■ Extracto del documento

▽

Senado apura la votación del Consenso Fiscal en medio de la puja entre Nación y Ciudad

Política

El proyecto impositivo sirve para recaudar más. La iniciativa choca aún más con la ya desvirtuada ley macrista de fines de 2017. Gobierno porteño no firmó y fue a la Corte Suprema por poda de fondos previo e imposibilidad de juicio en caso de eventual adhesión al texto.

Tras un mes de sesiones extraordinarias inexistentes en el Congreso, el Senado apurará desde mañana el Consenso Fiscal firmado en diciembre pasado por Alberto Fernández y la mayoría de los gobernadores, excepto el jefe porteño, Horacio Rodríguez Larreta. La iniciativa, en resumen, activa un festín impositivo para recaudar durante el año electoral y desvirtúa aún más la ley macrista de 2017 -San Luis y La Pampa no lo avalaron, por eso no se adhirieron al nuevo-, que incluso el entonces Cambiemos tuvo que modificar por presión opositora -y propia- los años siguientes, tras su sanción.

La Ciudad de Buenos Aires no firmó el pacto debido a la guerra iniciada por el cristinismo -luego se plegó el resto del kirchnerismo “peronista”- y el sablazo de fondos por decreto, y luego por ley. El alcalde porteño recurrió a la Corte Suprema por este tema, y el Consenso Fiscal prohíbe juicios al menos durante un año. Más allá de esta trifulca, a Rodríguez Larreta poco le importó utilizar esta situación como argumento para aumentar tributos locales, una pasión de la política argentina, con o sin crisis.

El Senado que comanda Cristina de Kirchner podría dictaminar mañana mismo la iniciativa y aprobarla la semana que viene si quisiera, ya que cuenta con mayoría suficiente para dinamitar cualquier queja opositora. En Diputados, pese a ser primera minoría, la ley será votada sin tapujos por aliados habituales del que responden a gobernadores, como los renovadores misioneros, Juntos Somos Río Negro, e incluso los peronistas cordobeses.

△

Extractos del conjunto de datos
▽

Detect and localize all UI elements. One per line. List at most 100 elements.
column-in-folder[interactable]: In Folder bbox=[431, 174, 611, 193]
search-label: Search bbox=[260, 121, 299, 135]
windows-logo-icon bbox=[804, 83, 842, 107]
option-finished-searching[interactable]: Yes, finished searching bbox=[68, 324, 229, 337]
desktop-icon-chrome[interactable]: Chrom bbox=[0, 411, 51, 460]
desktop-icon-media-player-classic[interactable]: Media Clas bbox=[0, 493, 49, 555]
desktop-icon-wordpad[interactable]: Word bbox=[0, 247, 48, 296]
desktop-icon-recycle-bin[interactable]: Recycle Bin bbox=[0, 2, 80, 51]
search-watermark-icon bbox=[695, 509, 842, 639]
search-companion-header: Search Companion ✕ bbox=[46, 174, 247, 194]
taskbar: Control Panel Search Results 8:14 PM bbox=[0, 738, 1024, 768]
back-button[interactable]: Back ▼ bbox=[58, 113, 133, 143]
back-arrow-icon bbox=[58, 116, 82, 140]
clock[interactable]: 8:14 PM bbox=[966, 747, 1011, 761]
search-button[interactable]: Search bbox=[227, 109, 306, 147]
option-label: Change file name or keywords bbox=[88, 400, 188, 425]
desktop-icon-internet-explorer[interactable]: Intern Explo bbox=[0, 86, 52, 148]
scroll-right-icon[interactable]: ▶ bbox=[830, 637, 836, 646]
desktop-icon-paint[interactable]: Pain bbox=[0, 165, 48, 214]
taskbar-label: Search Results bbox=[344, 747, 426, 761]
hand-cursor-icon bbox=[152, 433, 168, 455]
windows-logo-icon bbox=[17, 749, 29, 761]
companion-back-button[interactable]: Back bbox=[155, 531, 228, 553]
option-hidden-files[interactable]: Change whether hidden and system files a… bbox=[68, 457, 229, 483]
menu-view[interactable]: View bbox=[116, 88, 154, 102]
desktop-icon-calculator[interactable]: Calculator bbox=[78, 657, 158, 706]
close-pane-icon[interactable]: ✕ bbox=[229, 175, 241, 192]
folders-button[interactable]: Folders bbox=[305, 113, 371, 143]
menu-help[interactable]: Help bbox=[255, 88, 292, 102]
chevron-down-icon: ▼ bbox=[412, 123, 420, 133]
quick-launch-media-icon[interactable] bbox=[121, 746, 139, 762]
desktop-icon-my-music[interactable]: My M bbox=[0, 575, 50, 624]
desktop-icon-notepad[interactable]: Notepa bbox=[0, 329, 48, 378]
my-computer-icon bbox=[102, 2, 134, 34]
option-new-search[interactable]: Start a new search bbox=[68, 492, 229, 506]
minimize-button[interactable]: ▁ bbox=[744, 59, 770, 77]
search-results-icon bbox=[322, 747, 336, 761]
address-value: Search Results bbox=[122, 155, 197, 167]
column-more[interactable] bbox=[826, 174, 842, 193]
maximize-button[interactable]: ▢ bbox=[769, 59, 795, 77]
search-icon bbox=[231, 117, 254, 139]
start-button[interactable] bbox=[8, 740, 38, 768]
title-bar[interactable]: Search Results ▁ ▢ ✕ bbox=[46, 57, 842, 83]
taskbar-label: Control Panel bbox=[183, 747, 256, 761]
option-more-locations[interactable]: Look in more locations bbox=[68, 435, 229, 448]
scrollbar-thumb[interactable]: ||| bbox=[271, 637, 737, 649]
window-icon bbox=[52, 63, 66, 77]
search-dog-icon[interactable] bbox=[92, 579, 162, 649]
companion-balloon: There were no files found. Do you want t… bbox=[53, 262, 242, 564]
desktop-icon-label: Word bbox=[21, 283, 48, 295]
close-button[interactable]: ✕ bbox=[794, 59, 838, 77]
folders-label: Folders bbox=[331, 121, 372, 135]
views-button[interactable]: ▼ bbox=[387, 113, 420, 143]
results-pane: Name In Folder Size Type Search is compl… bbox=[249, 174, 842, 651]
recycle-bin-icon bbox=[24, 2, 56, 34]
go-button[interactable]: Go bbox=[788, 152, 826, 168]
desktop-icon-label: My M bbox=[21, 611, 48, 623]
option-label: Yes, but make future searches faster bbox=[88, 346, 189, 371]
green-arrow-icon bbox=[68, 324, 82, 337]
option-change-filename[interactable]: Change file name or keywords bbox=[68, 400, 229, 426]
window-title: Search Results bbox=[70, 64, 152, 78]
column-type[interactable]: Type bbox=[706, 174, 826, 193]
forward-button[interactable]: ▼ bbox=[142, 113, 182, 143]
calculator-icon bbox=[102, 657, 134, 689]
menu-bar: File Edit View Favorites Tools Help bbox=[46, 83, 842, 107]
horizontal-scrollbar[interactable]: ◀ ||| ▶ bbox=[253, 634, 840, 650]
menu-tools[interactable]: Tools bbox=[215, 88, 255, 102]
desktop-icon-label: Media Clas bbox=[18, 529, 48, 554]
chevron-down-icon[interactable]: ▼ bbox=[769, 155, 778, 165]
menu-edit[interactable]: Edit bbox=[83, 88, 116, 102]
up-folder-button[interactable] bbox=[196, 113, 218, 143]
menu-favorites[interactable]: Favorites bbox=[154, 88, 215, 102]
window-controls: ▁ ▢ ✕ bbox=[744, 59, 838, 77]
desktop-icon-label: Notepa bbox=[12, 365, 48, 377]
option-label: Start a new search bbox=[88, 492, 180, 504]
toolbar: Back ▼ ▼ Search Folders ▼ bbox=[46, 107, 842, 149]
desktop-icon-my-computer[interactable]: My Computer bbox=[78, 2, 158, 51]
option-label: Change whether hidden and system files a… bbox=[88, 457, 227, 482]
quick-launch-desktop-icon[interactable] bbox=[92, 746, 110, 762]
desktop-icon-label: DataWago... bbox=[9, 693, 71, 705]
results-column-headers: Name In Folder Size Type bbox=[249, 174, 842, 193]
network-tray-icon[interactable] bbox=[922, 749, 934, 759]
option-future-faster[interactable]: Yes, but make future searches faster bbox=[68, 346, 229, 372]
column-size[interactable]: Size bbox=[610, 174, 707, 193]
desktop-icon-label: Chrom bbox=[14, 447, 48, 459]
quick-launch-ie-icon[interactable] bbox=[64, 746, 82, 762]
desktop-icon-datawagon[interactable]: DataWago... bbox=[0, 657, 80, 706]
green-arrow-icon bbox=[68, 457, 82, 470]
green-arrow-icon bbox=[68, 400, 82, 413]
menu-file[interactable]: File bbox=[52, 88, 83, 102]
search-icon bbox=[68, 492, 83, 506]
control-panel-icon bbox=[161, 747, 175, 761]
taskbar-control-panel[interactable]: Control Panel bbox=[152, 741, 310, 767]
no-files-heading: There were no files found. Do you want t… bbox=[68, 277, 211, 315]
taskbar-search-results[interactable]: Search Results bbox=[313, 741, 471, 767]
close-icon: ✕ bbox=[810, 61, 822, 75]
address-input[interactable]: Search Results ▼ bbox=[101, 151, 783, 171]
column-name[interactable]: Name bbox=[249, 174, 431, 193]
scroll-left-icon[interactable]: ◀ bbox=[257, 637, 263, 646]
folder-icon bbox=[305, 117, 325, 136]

△

■ Completa lo siguiente
(a) Según el artículo sobre el Consenso Fiscal, ¿qué mandatario no firmó el pacto de diciembre?
(b) Por favor, prosigue el artículo sobre el Consenso Fiscal desde su último párrafo.
Los ítems son un material aparte del artículo.

■ Respuestas por ítem
(a) Horacio Rodríguez Larreta, el jefe porteño.

(b)
También se esperan guiños de legisladores de Juntos por el Cambio que responden a los gobernadores de Jujuy, Gerardo Morales -el más PJ de los UCR-; de Corrientes, Gustavo Valdés; y -con más dudas- de Mendoza, Rodolfo Suarez.

La comisión de Presupuesto de la Cámara alta, que preside el cordobés oficialista Carlos Caserio, discutirá el Consenso Fiscal desde las 11. Ese mismo día, dos horas más tarde, la bicameral de Monitoreo e Implementación del Código Procesal Penal Federal analizará todo lo ocurrido con respecto a este tema en Salta, con varios expositores en agenda.

Por la tarde, la comisión de Salud de Diputados, que maneja el también oficialista Pablo Yedlin, realizará el careo virtual entre legisladores y el ministro Ginés González García, tras las incansables volteretas del Gobierno por las vacunas contra el Coronavirus, el cronograma de inoculaciones y las negociaciones entre el Estado y empresas como la norteamericana Pfizer, que podría derivar en un papelón.

Más cruces

En medio de las severas críticas de Juntos por el Cambio al Gobierno formoseño -kirchnerista- por retenciones arbitrarias de ciudadanos en centros de aislamiento por la pandemia, apareció para defender al inoxidable mandatario Gildo Insfrán el jefe de Gabinete, Santiago Cafiero, mano derecha de Alberto Fernández.

Los referentes del oficialismo fueron más allá y negaron temas sobre los que no se los había apuntado. Cafiero repitió el mismo error que otros funcionarios, al asegurar que “no hay en Formosa centros clandestinos de detención ni violación de los derechos humanos”.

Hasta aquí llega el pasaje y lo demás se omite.